# TO DO:
Scan the material for the word "relacionadas", and copy each line where it shows up.

** begin SUPPLIED INFORMATION **

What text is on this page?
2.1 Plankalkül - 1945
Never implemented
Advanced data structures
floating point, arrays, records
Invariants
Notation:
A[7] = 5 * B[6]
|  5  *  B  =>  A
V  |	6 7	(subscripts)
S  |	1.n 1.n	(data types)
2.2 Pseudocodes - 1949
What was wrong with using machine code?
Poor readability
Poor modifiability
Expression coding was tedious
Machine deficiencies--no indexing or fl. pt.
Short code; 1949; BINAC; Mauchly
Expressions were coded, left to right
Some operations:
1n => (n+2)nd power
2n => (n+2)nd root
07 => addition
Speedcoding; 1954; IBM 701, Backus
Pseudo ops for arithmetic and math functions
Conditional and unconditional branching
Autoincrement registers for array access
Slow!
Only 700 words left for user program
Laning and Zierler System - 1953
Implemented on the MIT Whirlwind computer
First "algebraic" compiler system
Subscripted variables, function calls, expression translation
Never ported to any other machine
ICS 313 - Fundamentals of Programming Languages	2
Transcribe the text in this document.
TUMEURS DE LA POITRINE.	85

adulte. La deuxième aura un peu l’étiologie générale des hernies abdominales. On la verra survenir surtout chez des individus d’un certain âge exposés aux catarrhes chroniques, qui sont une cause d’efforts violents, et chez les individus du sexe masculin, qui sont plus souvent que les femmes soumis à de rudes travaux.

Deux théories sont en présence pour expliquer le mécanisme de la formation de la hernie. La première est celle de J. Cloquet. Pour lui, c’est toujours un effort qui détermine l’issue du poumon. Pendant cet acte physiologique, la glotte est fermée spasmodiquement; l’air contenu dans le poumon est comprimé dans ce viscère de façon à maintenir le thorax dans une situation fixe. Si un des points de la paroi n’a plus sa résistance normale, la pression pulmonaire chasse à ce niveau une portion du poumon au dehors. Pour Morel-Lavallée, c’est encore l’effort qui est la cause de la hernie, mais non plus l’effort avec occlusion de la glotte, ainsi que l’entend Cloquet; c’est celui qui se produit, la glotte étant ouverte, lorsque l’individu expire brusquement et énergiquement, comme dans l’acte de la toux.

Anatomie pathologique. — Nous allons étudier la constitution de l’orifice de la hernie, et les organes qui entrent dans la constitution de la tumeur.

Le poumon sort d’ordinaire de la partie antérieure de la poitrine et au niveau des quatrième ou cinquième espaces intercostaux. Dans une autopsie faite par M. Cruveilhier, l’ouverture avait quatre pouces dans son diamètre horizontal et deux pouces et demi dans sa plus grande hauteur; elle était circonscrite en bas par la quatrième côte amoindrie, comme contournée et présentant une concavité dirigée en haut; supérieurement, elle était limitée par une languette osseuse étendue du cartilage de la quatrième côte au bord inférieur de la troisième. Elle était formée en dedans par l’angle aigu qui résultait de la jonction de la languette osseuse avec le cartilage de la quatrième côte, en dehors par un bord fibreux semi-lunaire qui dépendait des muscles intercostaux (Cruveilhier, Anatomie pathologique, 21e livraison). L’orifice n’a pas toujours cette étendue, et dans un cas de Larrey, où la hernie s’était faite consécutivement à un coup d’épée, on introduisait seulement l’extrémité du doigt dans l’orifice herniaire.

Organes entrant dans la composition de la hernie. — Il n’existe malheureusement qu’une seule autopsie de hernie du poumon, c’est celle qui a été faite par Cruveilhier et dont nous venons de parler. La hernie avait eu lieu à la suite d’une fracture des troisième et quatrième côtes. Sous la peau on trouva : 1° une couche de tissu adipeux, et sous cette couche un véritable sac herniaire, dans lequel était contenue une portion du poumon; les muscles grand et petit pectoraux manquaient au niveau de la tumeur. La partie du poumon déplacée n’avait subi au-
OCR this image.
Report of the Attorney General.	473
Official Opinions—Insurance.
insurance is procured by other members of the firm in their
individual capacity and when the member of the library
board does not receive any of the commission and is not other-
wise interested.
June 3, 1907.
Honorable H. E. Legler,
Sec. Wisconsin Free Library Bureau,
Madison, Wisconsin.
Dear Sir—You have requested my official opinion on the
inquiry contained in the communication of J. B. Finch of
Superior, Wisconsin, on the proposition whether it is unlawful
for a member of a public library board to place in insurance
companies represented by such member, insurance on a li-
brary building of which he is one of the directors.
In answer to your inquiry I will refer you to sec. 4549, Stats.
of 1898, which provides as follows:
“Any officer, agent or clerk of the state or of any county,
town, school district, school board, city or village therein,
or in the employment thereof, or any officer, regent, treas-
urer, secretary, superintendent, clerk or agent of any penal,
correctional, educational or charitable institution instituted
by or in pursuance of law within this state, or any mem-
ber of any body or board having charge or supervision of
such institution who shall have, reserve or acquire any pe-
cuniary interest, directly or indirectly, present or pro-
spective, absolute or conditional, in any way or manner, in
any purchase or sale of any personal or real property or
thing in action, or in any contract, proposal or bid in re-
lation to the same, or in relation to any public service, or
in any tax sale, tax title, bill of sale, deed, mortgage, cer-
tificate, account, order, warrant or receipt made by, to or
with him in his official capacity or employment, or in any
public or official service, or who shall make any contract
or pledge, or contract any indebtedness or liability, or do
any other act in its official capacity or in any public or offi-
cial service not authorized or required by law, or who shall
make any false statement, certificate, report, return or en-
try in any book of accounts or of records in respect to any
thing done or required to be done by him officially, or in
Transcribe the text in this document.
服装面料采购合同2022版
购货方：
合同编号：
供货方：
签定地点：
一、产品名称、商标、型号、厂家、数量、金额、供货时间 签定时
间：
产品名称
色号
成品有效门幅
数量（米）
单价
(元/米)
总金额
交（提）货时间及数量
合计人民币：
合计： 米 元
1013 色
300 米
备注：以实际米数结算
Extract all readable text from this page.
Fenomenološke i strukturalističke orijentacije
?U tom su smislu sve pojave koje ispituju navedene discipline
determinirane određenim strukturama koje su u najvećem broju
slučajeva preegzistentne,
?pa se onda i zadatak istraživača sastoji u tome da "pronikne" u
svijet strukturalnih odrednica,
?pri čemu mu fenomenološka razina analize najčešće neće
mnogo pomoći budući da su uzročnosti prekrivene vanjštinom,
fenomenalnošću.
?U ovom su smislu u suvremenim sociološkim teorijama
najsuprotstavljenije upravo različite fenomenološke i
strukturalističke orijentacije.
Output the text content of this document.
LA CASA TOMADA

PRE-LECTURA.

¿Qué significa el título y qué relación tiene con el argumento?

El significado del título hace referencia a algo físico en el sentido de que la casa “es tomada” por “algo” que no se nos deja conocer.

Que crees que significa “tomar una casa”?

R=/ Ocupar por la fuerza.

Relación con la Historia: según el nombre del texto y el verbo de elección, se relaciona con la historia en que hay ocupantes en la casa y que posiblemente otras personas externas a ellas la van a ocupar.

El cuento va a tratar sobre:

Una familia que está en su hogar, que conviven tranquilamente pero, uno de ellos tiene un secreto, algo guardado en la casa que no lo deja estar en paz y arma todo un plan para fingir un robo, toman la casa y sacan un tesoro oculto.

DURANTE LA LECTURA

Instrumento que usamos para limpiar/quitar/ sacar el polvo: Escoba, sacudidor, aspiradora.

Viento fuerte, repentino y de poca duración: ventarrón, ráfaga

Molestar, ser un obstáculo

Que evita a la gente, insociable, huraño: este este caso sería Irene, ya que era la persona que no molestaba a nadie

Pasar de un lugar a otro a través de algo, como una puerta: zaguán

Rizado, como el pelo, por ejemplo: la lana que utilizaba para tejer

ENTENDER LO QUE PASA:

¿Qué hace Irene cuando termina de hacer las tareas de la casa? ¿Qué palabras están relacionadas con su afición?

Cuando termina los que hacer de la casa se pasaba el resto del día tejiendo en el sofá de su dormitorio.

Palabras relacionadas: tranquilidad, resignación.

** end SUPPLIED INFORMATION **

# FINISHED TASK:
¿Qué hace Irene cuando termina de hacer las tareas de la casa? ¿Qué palabras están relacionadas con su afición?
Palabras relacionadas: tranquilidad, resignación.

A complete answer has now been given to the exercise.